▶ [WHAT IS ASKED]:
Please convert every line of the listing below into a JSON list of strings, one string per line, omitting blank lines and the picture placeholders.

[Begin DATASET EXTRACT]

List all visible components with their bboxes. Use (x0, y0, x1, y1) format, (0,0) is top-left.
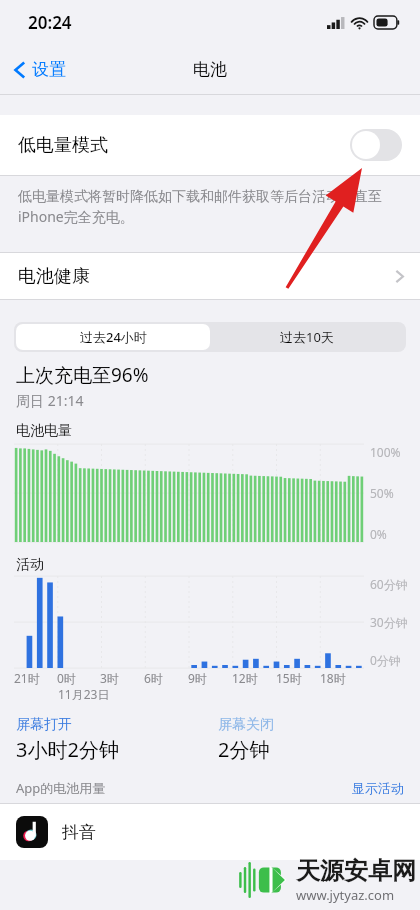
staticText: 周日 21:14 (16, 391, 84, 410)
staticText: 天源安卓网 (296, 856, 416, 886)
staticText: 50% (370, 485, 394, 501)
staticText: 屏幕关闭 (218, 716, 274, 734)
staticText: www.jytyaz.com (296, 886, 395, 904)
staticText: 显示活动 (352, 780, 404, 796)
staticText: 100% (370, 444, 401, 460)
staticText: 电池电量 (16, 422, 72, 440)
staticText: 20:24 (28, 11, 72, 34)
staticText: 低电量模式 (18, 134, 108, 157)
staticText: 低电量模式将暂时降低如下载和邮件获取等后台活动，直至 iPhone完全充电。 (18, 186, 394, 226)
staticText: 电池健康 (18, 265, 90, 288)
staticText: 活动 (16, 556, 44, 574)
staticText: 上次充电至96% (16, 362, 149, 388)
staticText: 12时 (232, 670, 258, 686)
staticText: 0时 (57, 670, 76, 686)
button[interactable]: 低电量模式开关 (350, 129, 402, 161)
staticText: 15时 (276, 670, 302, 686)
staticText: 6时 (144, 670, 163, 686)
staticText: 0% (370, 526, 387, 542)
button[interactable]: 显示活动 (352, 780, 404, 796)
staticText: 30分钟 (370, 614, 408, 630)
staticText: 3时 (100, 670, 119, 686)
staticText: 11月23日 (58, 686, 110, 702)
button[interactable]: 电池健康 (0, 253, 420, 299)
staticText: 过去10天 (280, 328, 334, 346)
staticText: 60分钟 (370, 576, 408, 592)
staticText: 设置 (32, 59, 66, 80)
staticText: 过去24小时 (80, 328, 147, 346)
staticText: App的电池用量 (16, 779, 106, 797)
staticText: 21时 (14, 670, 40, 686)
staticText: 0分钟 (370, 652, 401, 668)
staticText: 屏幕打开 (16, 716, 72, 734)
staticText: 3小时2分钟 (16, 736, 119, 763)
staticText: 抖音 (62, 822, 96, 843)
button[interactable]: 抖音 (0, 804, 420, 860)
staticText: 电池 (193, 59, 227, 80)
staticText: 2分钟 (218, 736, 270, 763)
button[interactable]: 设置 (10, 53, 70, 86)
button[interactable]: 过去10天 (210, 324, 404, 350)
staticText: 18时 (320, 670, 346, 686)
button[interactable]: 低电量模式 (0, 115, 420, 175)
staticText: 9时 (188, 670, 207, 686)
button[interactable]: 过去24小时 (16, 324, 210, 350)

[End DATASET EXTRACT]

▶ [FULL ANSWER]:
[
  "List all visible components with their bboxes. Use (x0, y0, x1, y1) format, (0,0) is top-left.",
  "staticText: 周日 21:14 (16, 391, 84, 410)",
  "staticText: 天源安卓网 (296, 856, 416, 886)",
  "staticText: 50% (370, 485, 394, 501)",
  "staticText: 屏幕关闭 (218, 716, 274, 734)",
  "staticText: www.jytyaz.com (296, 886, 395, 904)",
  "staticText: 显示活动 (352, 780, 404, 796)",
  "staticText: 100% (370, 444, 401, 460)",
  "staticText: 电池电量 (16, 422, 72, 440)",
  "staticText: 20:24 (28, 11, 72, 34)",
  "staticText: 低电量模式 (18, 134, 108, 157)",
  "staticText: 低电量模式将暂时降低如下载和邮件获取等后台活动，直至 iPhone完全充电。 (18, 186, 394, 226)",
  "staticText: 电池健康 (18, 265, 90, 288)",
  "staticText: 活动 (16, 556, 44, 574)",
  "staticText: 上次充电至96% (16, 362, 149, 388)",
  "staticText: 12时 (232, 670, 258, 686)",
  "staticText: 0时 (57, 670, 76, 686)",
  "button[interactable]: 低电量模式开关 (350, 129, 402, 161)",
  "staticText: 15时 (276, 670, 302, 686)",
  "staticText: 6时 (144, 670, 163, 686)",
  "staticText: 0% (370, 526, 387, 542)",
  "button[interactable]: 显示活动 (352, 780, 404, 796)",
  "staticText: 30分钟 (370, 614, 408, 630)",
  "staticText: 3时 (100, 670, 119, 686)",
  "staticText: 11月23日 (58, 686, 110, 702)",
  "button[interactable]: 电池健康 (0, 253, 420, 299)",
  "staticText: 过去10天 (280, 328, 334, 346)",
  "staticText: 60分钟 (370, 576, 408, 592)",
  "staticText: 设置 (32, 59, 66, 80)",
  "staticText: 过去24小时 (80, 328, 147, 346)",
  "staticText: App的电池用量 (16, 779, 106, 797)",
  "staticText: 21时 (14, 670, 40, 686)",
  "staticText: 0分钟 (370, 652, 401, 668)",
  "staticText: 屏幕打开 (16, 716, 72, 734)",
  "staticText: 3小时2分钟 (16, 736, 119, 763)",
  "staticText: 抖音 (62, 822, 96, 843)",
  "button[interactable]: 抖音 (0, 804, 420, 860)",
  "staticText: 电池 (193, 59, 227, 80)",
  "staticText: 2分钟 (218, 736, 270, 763)",
  "button[interactable]: 设置 (10, 53, 70, 86)",
  "button[interactable]: 过去10天 (210, 324, 404, 350)",
  "staticText: 18时 (320, 670, 346, 686)",
  "button[interactable]: 低电量模式 (0, 115, 420, 175)",
  "staticText: 9时 (188, 670, 207, 686)",
  "button[interactable]: 过去24小时 (16, 324, 210, 350)"
]